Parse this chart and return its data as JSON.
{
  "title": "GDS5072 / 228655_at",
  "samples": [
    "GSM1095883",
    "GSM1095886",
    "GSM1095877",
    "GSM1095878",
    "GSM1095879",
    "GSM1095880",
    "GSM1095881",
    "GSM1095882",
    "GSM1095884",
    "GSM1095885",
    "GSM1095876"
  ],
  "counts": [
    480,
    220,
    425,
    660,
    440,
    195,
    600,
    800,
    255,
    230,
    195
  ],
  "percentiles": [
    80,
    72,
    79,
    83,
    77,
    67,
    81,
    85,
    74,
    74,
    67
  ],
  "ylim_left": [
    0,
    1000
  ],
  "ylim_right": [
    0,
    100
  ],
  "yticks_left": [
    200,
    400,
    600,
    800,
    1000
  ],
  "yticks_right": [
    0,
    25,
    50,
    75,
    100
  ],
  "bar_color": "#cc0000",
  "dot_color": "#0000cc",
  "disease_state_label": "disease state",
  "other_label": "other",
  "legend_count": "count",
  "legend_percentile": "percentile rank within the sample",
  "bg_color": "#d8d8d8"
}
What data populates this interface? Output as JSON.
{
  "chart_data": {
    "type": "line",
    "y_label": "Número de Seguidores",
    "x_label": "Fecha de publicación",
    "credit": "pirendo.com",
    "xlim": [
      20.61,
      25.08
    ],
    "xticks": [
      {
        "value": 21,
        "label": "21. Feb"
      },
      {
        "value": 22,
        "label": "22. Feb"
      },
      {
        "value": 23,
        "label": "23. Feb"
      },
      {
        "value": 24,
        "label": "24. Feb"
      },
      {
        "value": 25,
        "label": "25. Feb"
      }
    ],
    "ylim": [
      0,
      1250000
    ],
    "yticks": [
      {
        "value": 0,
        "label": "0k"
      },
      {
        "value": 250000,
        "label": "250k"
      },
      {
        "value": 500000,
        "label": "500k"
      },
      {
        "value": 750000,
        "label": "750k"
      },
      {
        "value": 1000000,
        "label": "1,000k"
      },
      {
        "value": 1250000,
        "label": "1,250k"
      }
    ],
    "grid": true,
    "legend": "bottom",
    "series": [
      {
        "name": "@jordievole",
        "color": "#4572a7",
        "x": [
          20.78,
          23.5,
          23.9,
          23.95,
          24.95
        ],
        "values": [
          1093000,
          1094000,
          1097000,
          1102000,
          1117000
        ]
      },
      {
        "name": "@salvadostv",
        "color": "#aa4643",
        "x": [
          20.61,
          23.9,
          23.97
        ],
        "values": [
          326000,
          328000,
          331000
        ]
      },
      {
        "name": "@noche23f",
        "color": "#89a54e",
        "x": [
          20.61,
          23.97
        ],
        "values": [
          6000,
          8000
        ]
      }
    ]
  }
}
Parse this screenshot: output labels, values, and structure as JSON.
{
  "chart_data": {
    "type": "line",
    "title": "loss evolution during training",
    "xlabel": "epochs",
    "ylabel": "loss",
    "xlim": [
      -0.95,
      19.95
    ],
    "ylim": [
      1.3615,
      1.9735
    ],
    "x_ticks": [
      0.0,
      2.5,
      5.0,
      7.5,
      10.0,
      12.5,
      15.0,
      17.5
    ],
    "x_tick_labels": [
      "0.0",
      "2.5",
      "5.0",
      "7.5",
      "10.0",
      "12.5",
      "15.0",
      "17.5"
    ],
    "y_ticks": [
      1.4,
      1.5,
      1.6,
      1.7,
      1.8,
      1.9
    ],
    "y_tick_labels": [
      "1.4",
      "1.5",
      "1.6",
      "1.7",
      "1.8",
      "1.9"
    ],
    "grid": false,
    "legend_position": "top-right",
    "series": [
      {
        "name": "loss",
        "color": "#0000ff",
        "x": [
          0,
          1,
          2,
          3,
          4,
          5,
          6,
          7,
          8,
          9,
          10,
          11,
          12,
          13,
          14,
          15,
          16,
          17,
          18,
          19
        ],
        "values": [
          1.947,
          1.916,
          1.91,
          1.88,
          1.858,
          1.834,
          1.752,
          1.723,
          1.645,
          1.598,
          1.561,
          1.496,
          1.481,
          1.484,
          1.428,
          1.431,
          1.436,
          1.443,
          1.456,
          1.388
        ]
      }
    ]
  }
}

#### [PROBLEM STATEMENT]
Quote the listing in full, please, keeping every line exact.

#### [TASK SOLUTION]
Parse this chart and return its data as JSON.
{
  "title": "GDS5072 / 228655_at",
  "samples": [
    "GSM1095883",
    "GSM1095886",
    "GSM1095877",
    "GSM1095878",
    "GSM1095879",
    "GSM1095880",
    "GSM1095881",
    "GSM1095882",
    "GSM1095884",
    "GSM1095885",
    "GSM1095876"
  ],
  "counts": [
    480,
    220,
    425,
    660,
    440,
    195,
    600,
    800,
    255,
    230,
    195
  ],
  "percentiles": [
    80,
    72,
    79,
    83,
    77,
    67,
    81,
    85,
    74,
    74,
    67
  ],
  "ylim_left": [
    0,
    1000
  ],
  "ylim_right": [
    0,
    100
  ],
  "yticks_left": [
    200,
    400,
    600,
    800,
    1000
  ],
  "yticks_right": [
    0,
    25,
    50,
    75,
    100
  ],
  "bar_color": "#cc0000",
  "dot_color": "#0000cc",
  "disease_state_label": "disease state",
  "other_label": "other",
  "legend_count": "count",
  "legend_percentile": "percentile rank within the sample",
  "bg_color": "#d8d8d8"
}
What data populates this interface? Output as JSON.
{
  "chart_data": {
    "type": "line",
    "y_label": "Número de Seguidores",
    "x_label": "Fecha de publicación",
    "credit": "pirendo.com",
    "xlim": [
      20.61,
      25.08
    ],
    "xticks": [
      {
        "value": 21,
        "label": "21. Feb"
      },
      {
        "value": 22,
        "label": "22. Feb"
      },
      {
        "value": 23,
        "label": "23. Feb"
      },
      {
        "value": 24,
        "label": "24. Feb"
      },
      {
        "value": 25,
        "label": "25. Feb"
      }
    ],
    "ylim": [
      0,
      1250000
    ],
    "yticks": [
      {
        "value": 0,
        "label": "0k"
      },
      {
        "value": 250000,
        "label": "250k"
      },
      {
        "value": 500000,
        "label": "500k"
      },
      {
        "value": 750000,
        "label": "750k"
      },
      {
        "value": 1000000,
        "label": "1,000k"
      },
      {
        "value": 1250000,
        "label": "1,250k"
      }
    ],
    "grid": true,
    "legend": "bottom",
    "series": [
      {
        "name": "@jordievole",
        "color": "#4572a7",
        "x": [
          20.78,
          23.5,
          23.9,
          23.95,
          24.95
        ],
        "values": [
          1093000,
          1094000,
          1097000,
          1102000,
          1117000
        ]
      },
      {
        "name": "@salvadostv",
        "color": "#aa4643",
        "x": [
          20.61,
          23.9,
          23.97
        ],
        "values": [
          326000,
          328000,
          331000
        ]
      },
      {
        "name": "@noche23f",
        "color": "#89a54e",
        "x": [
          20.61,
          23.97
        ],
        "values": [
          6000,
          8000
        ]
      }
    ]
  }
}
Parse this screenshot: output labels, values, and structure as JSON.
{
  "chart_data": {
    "type": "line",
    "title": "loss evolution during training",
    "xlabel": "epochs",
    "ylabel": "loss",
    "xlim": [
      -0.95,
      19.95
    ],
    "ylim": [
      1.3615,
      1.9735
    ],
    "x_ticks": [
      0.0,
      2.5,
      5.0,
      7.5,
      10.0,
      12.5,
      15.0,
      17.5
    ],
    "x_tick_labels": [
      "0.0",
      "2.5",
      "5.0",
      "7.5",
      "10.0",
      "12.5",
      "15.0",
      "17.5"
    ],
    "y_ticks": [
      1.4,
      1.5,
      1.6,
      1.7,
      1.8,
      1.9
    ],
    "y_tick_labels": [
      "1.4",
      "1.5",
      "1.6",
      "1.7",
      "1.8",
      "1.9"
    ],
    "grid": false,
    "legend_position": "top-right",
    "series": [
      {
        "name": "loss",
        "color": "#0000ff",
        "x": [
          0,
          1,
          2,
          3,
          4,
          5,
          6,
          7,
          8,
          9,
          10,
          11,
          12,
          13,
          14,
          15,
          16,
          17,
          18,
          19
        ],
        "values": [
          1.947,
          1.916,
          1.91,
          1.88,
          1.858,
          1.834,
          1.752,
          1.723,
          1.645,
          1.598,
          1.561,
          1.496,
          1.481,
          1.484,
          1.428,
          1.431,
          1.436,
          1.443,
          1.456,
          1.388
        ]
      }
    ]
  }
}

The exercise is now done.